* _Records for this task_:
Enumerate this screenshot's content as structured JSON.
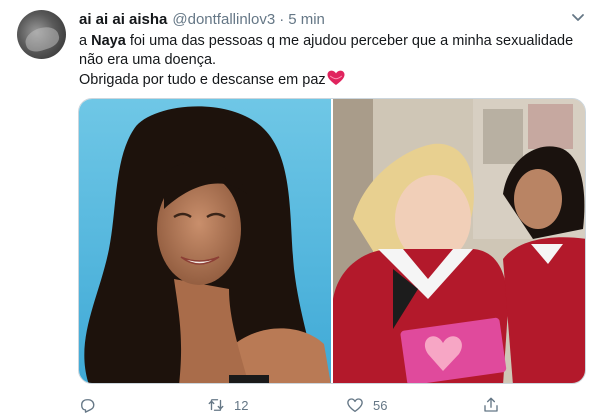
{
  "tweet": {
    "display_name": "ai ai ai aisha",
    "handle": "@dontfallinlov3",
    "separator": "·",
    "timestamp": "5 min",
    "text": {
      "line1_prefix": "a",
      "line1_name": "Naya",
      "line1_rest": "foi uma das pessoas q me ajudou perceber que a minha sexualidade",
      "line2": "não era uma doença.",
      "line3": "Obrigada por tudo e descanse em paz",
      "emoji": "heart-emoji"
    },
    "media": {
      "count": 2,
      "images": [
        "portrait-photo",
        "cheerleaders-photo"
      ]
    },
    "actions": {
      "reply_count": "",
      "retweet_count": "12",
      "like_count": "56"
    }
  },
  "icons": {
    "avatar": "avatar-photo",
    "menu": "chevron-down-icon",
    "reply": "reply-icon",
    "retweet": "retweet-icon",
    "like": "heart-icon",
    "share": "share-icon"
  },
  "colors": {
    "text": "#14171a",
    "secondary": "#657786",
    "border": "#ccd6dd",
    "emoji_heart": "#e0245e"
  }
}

* _Exercise_: Write the material out again exactly as it appears, dropping the pictures.

* _Final answer_:
Enumerate this screenshot's content as structured JSON.
{
  "tweet": {
    "display_name": "ai ai ai aisha",
    "handle": "@dontfallinlov3",
    "separator": "·",
    "timestamp": "5 min",
    "text": {
      "line1_prefix": "a",
      "line1_name": "Naya",
      "line1_rest": "foi uma das pessoas q me ajudou perceber que a minha sexualidade",
      "line2": "não era uma doença.",
      "line3": "Obrigada por tudo e descanse em paz",
      "emoji": "heart-emoji"
    },
    "media": {
      "count": 2,
      "images": [
        "portrait-photo",
        "cheerleaders-photo"
      ]
    },
    "actions": {
      "reply_count": "",
      "retweet_count": "12",
      "like_count": "56"
    }
  },
  "icons": {
    "avatar": "avatar-photo",
    "menu": "chevron-down-icon",
    "reply": "reply-icon",
    "retweet": "retweet-icon",
    "like": "heart-icon",
    "share": "share-icon"
  },
  "colors": {
    "text": "#14171a",
    "secondary": "#657786",
    "border": "#ccd6dd",
    "emoji_heart": "#e0245e"
  }
}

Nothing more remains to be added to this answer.